═══ SUPPLIED MATERIAL

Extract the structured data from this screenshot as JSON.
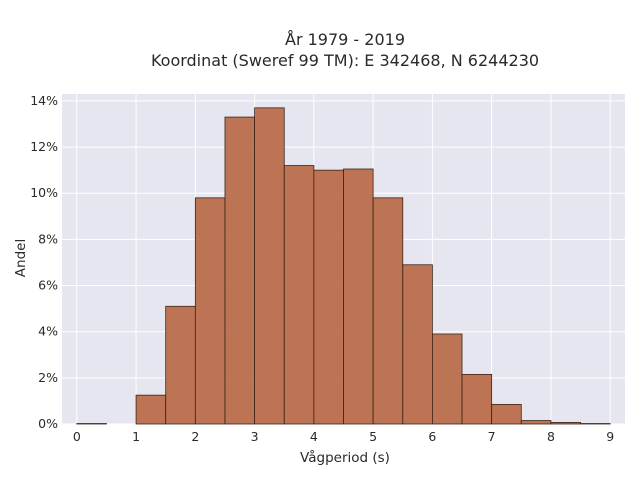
{
  "chart_data": {
    "type": "bar",
    "title_lines": [
      "År 1979 - 2019",
      "Koordinat (Sweref 99 TM): E 342468, N 6244230"
    ],
    "xlabel": "Vågperiod (s)",
    "ylabel": "Andel",
    "bin_width": 0.5,
    "bin_starts": [
      0,
      0.5,
      1,
      1.5,
      2,
      2.5,
      3,
      3.5,
      4,
      4.5,
      5,
      5.5,
      6,
      6.5,
      7,
      7.5,
      8,
      8.5
    ],
    "values": [
      0.02,
      0,
      1.25,
      5.1,
      9.8,
      13.3,
      13.7,
      11.2,
      11.0,
      11.05,
      9.8,
      6.9,
      3.9,
      2.15,
      0.85,
      0.15,
      0.07,
      0.02
    ],
    "xticks": [
      0,
      1,
      2,
      3,
      4,
      5,
      6,
      7,
      8,
      9
    ],
    "yticks": [
      0,
      2,
      4,
      6,
      8,
      10,
      12,
      14
    ],
    "y_tick_suffix": "%",
    "xlim": [
      -0.25,
      9.25
    ],
    "ylim": [
      0,
      14.3
    ],
    "grid": true,
    "colors": {
      "bar_fill": "#b86a48",
      "bar_edge": "#3b2418",
      "plot_background": "#e5e6ef",
      "grid": "#ffffff"
    }
  }
}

══════

## STATED TASK
Output every entry verbatim. Pictures do not belong in the copy.

## ANSWER IN FULL
Extract the structured data from this screenshot as JSON.
{
  "chart_data": {
    "type": "bar",
    "title_lines": [
      "År 1979 - 2019",
      "Koordinat (Sweref 99 TM): E 342468, N 6244230"
    ],
    "xlabel": "Vågperiod (s)",
    "ylabel": "Andel",
    "bin_width": 0.5,
    "bin_starts": [
      0,
      0.5,
      1,
      1.5,
      2,
      2.5,
      3,
      3.5,
      4,
      4.5,
      5,
      5.5,
      6,
      6.5,
      7,
      7.5,
      8,
      8.5
    ],
    "values": [
      0.02,
      0,
      1.25,
      5.1,
      9.8,
      13.3,
      13.7,
      11.2,
      11.0,
      11.05,
      9.8,
      6.9,
      3.9,
      2.15,
      0.85,
      0.15,
      0.07,
      0.02
    ],
    "xticks": [
      0,
      1,
      2,
      3,
      4,
      5,
      6,
      7,
      8,
      9
    ],
    "yticks": [
      0,
      2,
      4,
      6,
      8,
      10,
      12,
      14
    ],
    "y_tick_suffix": "%",
    "xlim": [
      -0.25,
      9.25
    ],
    "ylim": [
      0,
      14.3
    ],
    "grid": true,
    "colors": {
      "bar_fill": "#b86a48",
      "bar_edge": "#3b2418",
      "plot_background": "#e5e6ef",
      "grid": "#ffffff"
    }
  }
}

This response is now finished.